Records:
----
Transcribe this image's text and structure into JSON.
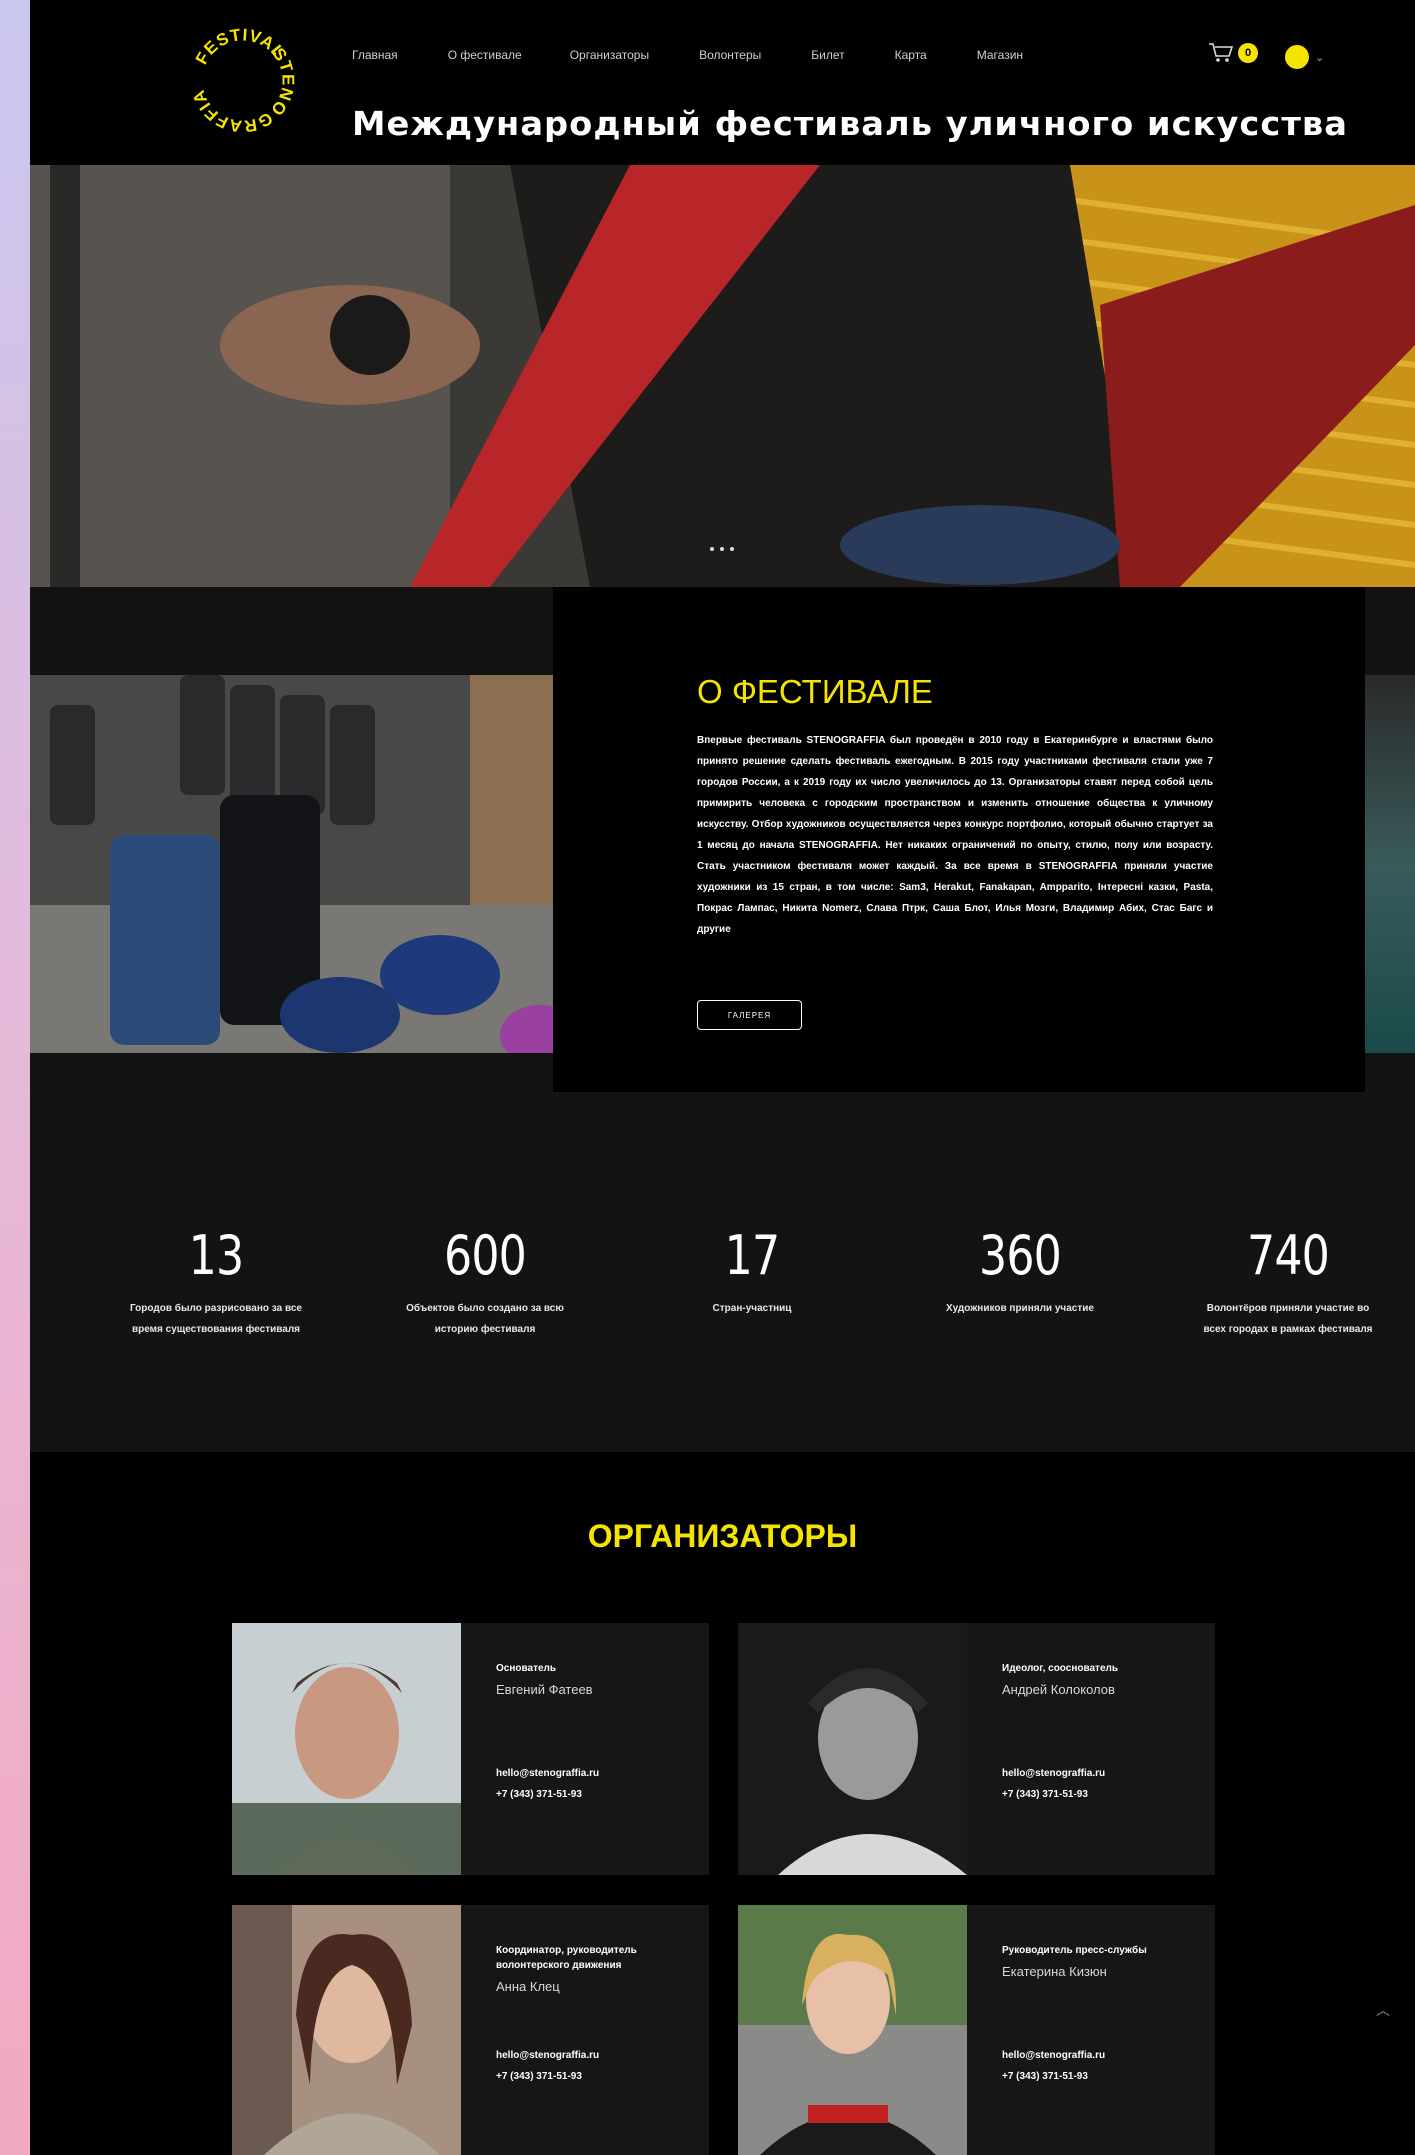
{
  "logo": {
    "text_top": "STENO",
    "text_left": "FESTIVAL",
    "text_bottom": "GRAFFIA",
    "color": "#f5e400"
  },
  "nav": [
    "Главная",
    "О фестивале",
    "Организаторы",
    "Волонтеры",
    "Билет",
    "Карта",
    "Магазин"
  ],
  "cart": {
    "icon": "cart-icon",
    "count": "0"
  },
  "lang": {
    "icon": "chevron-down-icon",
    "chevron": "⌄"
  },
  "tagline": "Международный фестиваль уличного искусства",
  "hero": {
    "slides": 3
  },
  "about": {
    "title": "О ФЕСТИВАЛЕ",
    "text": "Впервые фестиваль STENOGRAFFIA был проведён в 2010 году в Екатеринбурге и властями было принято решение сделать фестиваль ежегодным. В 2015 году участниками фестиваля стали уже 7 городов России, а к 2019 году их число увеличилось до 13. Организаторы ставят перед собой цель примирить человека с городским пространством и изменить отношение общества к уличному искусству. Отбор художников осуществляется через конкурс портфолио, который обычно стартует за 1 месяц до начала STENOGRAFFIA. Нет никаких ограничений по опыту, стилю, полу или возрасту. Стать участником фестиваля может каждый. За все время в STENOGRAFFIA приняли участие художники из 15 стран, в том числе: Sam3, Herakut, Fanakapan, Ampparito, Інтересні казки, Pasta, Покрас Лампас, Никита Nomerz, Слава Птрк, Саша Блот, Илья Мозги, Владимир Абих, Стас Багс и другие",
    "button": "ГАЛЕРЕЯ"
  },
  "stats": [
    {
      "num": "13",
      "label": "Городов было разрисовано за все время существования фестиваля"
    },
    {
      "num": "600",
      "label": "Объектов было создано за всю историю фестиваля"
    },
    {
      "num": "17",
      "label": "Стран-участниц"
    },
    {
      "num": "360",
      "label": "Художников приняли участие"
    },
    {
      "num": "740",
      "label": "Волонтёров приняли участие во всех городах в рамках фестиваля"
    }
  ],
  "organizers": {
    "title": "ОРГАНИЗАТОРЫ",
    "people": [
      {
        "role": "Основатель",
        "name": "Евгений Фатеев",
        "email": "hello@stenograffia.ru",
        "phone": "+7 (343) 371-51-93"
      },
      {
        "role": "Идеолог, сооснователь",
        "name": "Андрей Колоколов",
        "email": "hello@stenograffia.ru",
        "phone": "+7 (343) 371-51-93"
      },
      {
        "role": "Координатор, руководитель волонтерского движения",
        "name": "Анна Клец",
        "email": "hello@stenograffia.ru",
        "phone": "+7 (343) 371-51-93"
      },
      {
        "role": "Руководитель пресс-службы",
        "name": "Екатерина Кизюн",
        "email": "hello@stenograffia.ru",
        "phone": "+7 (343) 371-51-93"
      }
    ]
  },
  "scroll_top": {
    "icon": "chevron-up-icon",
    "glyph": "︿"
  }
}
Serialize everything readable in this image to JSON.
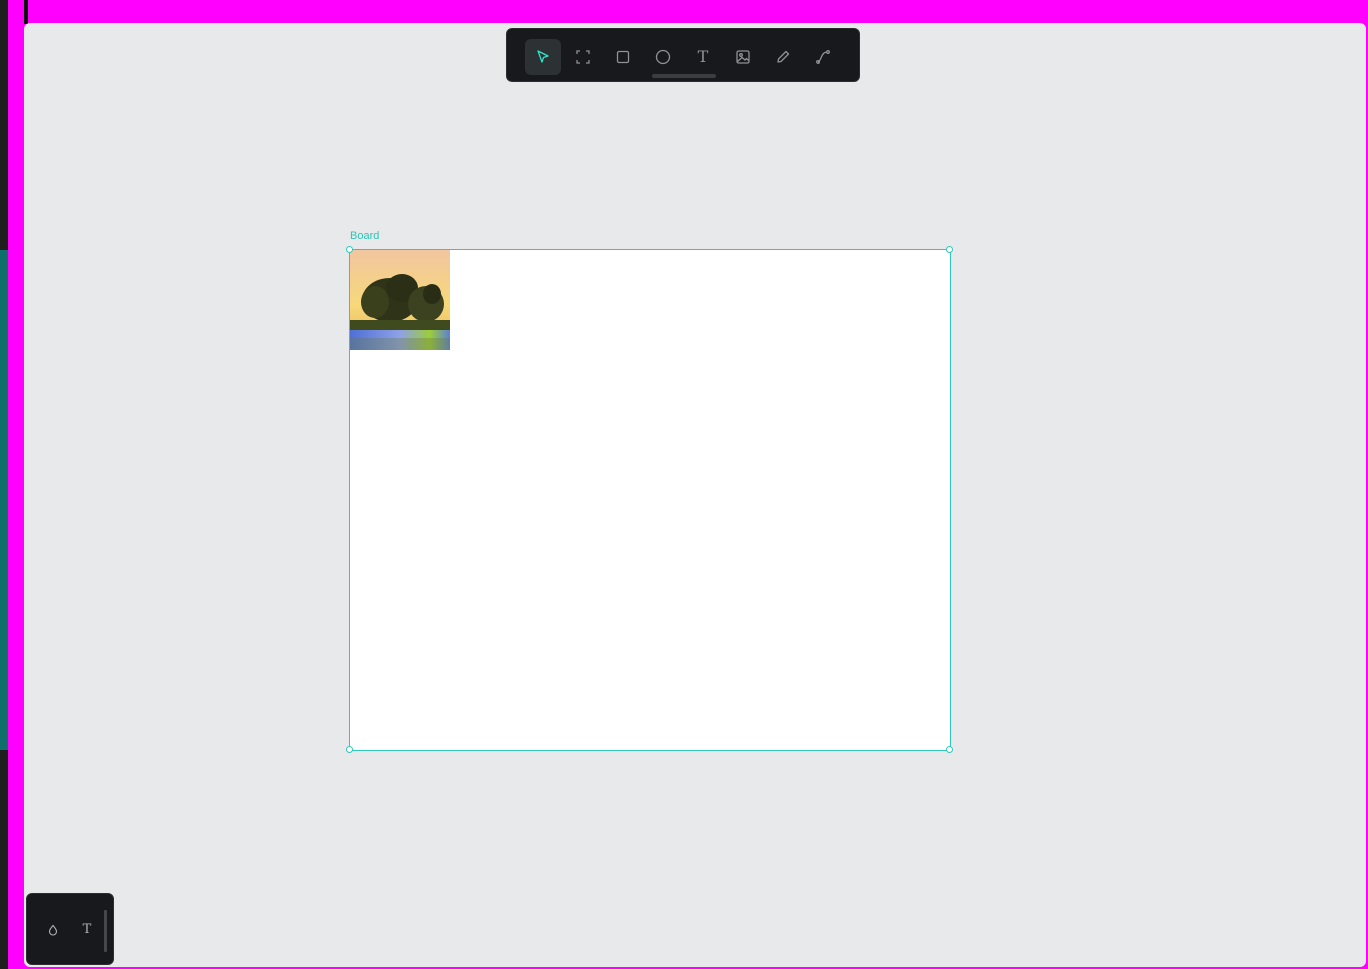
{
  "toolbar": {
    "tools": [
      {
        "name": "move-tool",
        "icon": "pointer-icon",
        "active": true
      },
      {
        "name": "board-tool",
        "icon": "frame-icon",
        "active": false
      },
      {
        "name": "rectangle-tool",
        "icon": "rectangle-icon",
        "active": false
      },
      {
        "name": "ellipse-tool",
        "icon": "ellipse-icon",
        "active": false
      },
      {
        "name": "text-tool",
        "icon": "text-icon",
        "label": "T",
        "active": false
      },
      {
        "name": "image-tool",
        "icon": "image-icon",
        "active": false
      },
      {
        "name": "pencil-tool",
        "icon": "pencil-icon",
        "active": false
      },
      {
        "name": "path-tool",
        "icon": "path-icon",
        "active": false
      }
    ]
  },
  "board": {
    "title": "Board",
    "selected": true
  },
  "palette": {
    "color_icon": "droplet-icon",
    "text_label": "T"
  },
  "colors": {
    "accent": "#31c8b9",
    "toolbar_bg": "#18191c",
    "canvas_bg": "#e8e9eb",
    "frame": "#ff00ff"
  }
}
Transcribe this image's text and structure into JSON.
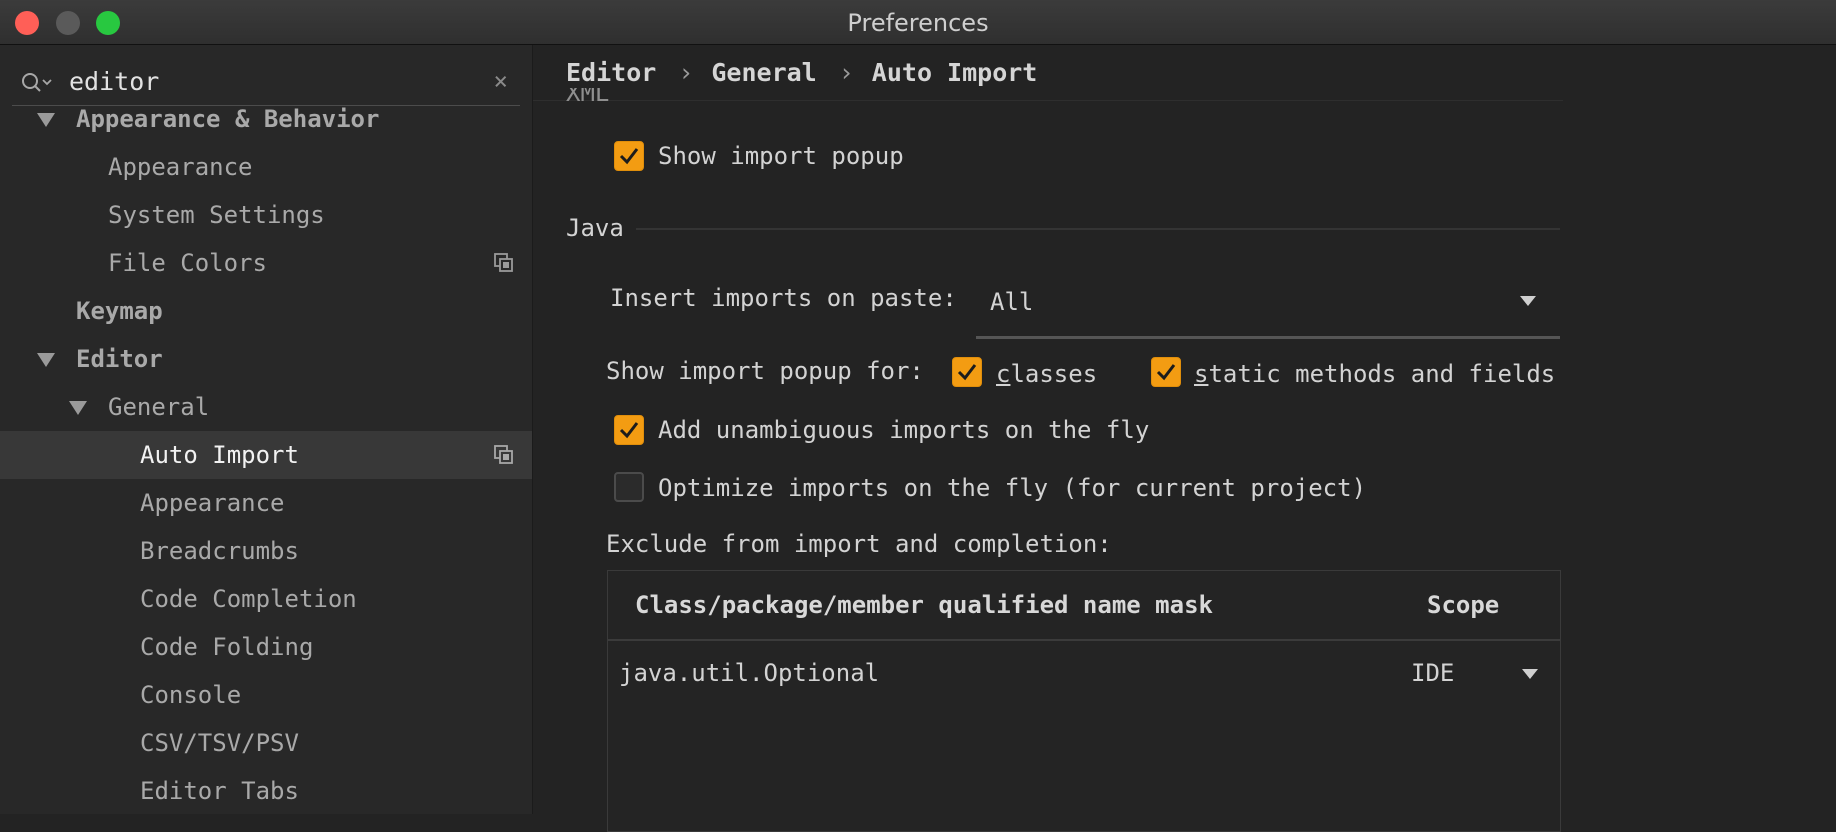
----
Requirement
Copy each line of the records precisely and drop any images they hold.

Solution for this task
Transcribe this image's text and structure into JSON.
{
  "logo": {
    "text_top": "STENO",
    "text_left": "FESTIVAL",
    "text_bottom": "GRAFFIA",
    "color": "#f5e400"
  },
  "nav": [
    "Главная",
    "О фестивале",
    "Организаторы",
    "Волонтеры",
    "Билет",
    "Карта",
    "Магазин"
  ],
  "cart": {
    "icon": "cart-icon",
    "count": "0"
  },
  "lang": {
    "icon": "chevron-down-icon",
    "chevron": "⌄"
  },
  "tagline": "Международный фестиваль уличного искусства",
  "hero": {
    "slides": 3
  },
  "about": {
    "title": "О ФЕСТИВАЛЕ",
    "text": "Впервые фестиваль STENOGRAFFIA был проведён в 2010 году в Екатеринбурге и властями было принято решение сделать фестиваль ежегодным. В 2015 году участниками фестиваля стали уже 7 городов России, а к 2019 году их число увеличилось до 13. Организаторы ставят перед собой цель примирить человека с городским пространством и изменить отношение общества к уличному искусству. Отбор художников осуществляется через конкурс портфолио, который обычно стартует за 1 месяц до начала STENOGRAFFIA. Нет никаких ограничений по опыту, стилю, полу или возрасту. Стать участником фестиваля может каждый. За все время в STENOGRAFFIA приняли участие художники из 15 стран, в том числе: Sam3, Herakut, Fanakapan, Ampparito, Інтересні казки, Pasta, Покрас Лампас, Никита Nomerz, Слава Птрк, Саша Блот, Илья Мозги, Владимир Абих, Стас Багс и другие",
    "button": "ГАЛЕРЕЯ"
  },
  "stats": [
    {
      "num": "13",
      "label": "Городов было разрисовано за все время существования фестиваля"
    },
    {
      "num": "600",
      "label": "Объектов было создано за всю историю фестиваля"
    },
    {
      "num": "17",
      "label": "Стран-участниц"
    },
    {
      "num": "360",
      "label": "Художников приняли участие"
    },
    {
      "num": "740",
      "label": "Волонтёров приняли участие во всех городах в рамках фестиваля"
    }
  ],
  "organizers": {
    "title": "ОРГАНИЗАТОРЫ",
    "people": [
      {
        "role": "Основатель",
        "name": "Евгений Фатеев",
        "email": "hello@stenograffia.ru",
        "phone": "+7 (343) 371-51-93"
      },
      {
        "role": "Идеолог, сооснователь",
        "name": "Андрей Колоколов",
        "email": "hello@stenograffia.ru",
        "phone": "+7 (343) 371-51-93"
      },
      {
        "role": "Координатор, руководитель волонтерского движения",
        "name": "Анна Клец",
        "email": "hello@stenograffia.ru",
        "phone": "+7 (343) 371-51-93"
      },
      {
        "role": "Руководитель пресс-службы",
        "name": "Екатерина Кизюн",
        "email": "hello@stenograffia.ru",
        "phone": "+7 (343) 371-51-93"
      }
    ]
  },
  "scroll_top": {
    "icon": "chevron-up-icon",
    "glyph": "︿"
  }
}
Serialize everything readable in this image to JSON.
{
  "toolbar": {
    "tools": [
      {
        "name": "move-tool",
        "icon": "pointer-icon",
        "active": true
      },
      {
        "name": "board-tool",
        "icon": "frame-icon",
        "active": false
      },
      {
        "name": "rectangle-tool",
        "icon": "rectangle-icon",
        "active": false
      },
      {
        "name": "ellipse-tool",
        "icon": "ellipse-icon",
        "active": false
      },
      {
        "name": "text-tool",
        "icon": "text-icon",
        "label": "T",
        "active": false
      },
      {
        "name": "image-tool",
        "icon": "image-icon",
        "active": false
      },
      {
        "name": "pencil-tool",
        "icon": "pencil-icon",
        "active": false
      },
      {
        "name": "path-tool",
        "icon": "path-icon",
        "active": false
      }
    ]
  },
  "board": {
    "title": "Board",
    "selected": true
  },
  "palette": {
    "color_icon": "droplet-icon",
    "text_label": "T"
  },
  "colors": {
    "accent": "#31c8b9",
    "toolbar_bg": "#18191c",
    "canvas_bg": "#e8e9eb",
    "frame": "#ff00ff"
  }
}
Transcribe this image's text and structure into JSON.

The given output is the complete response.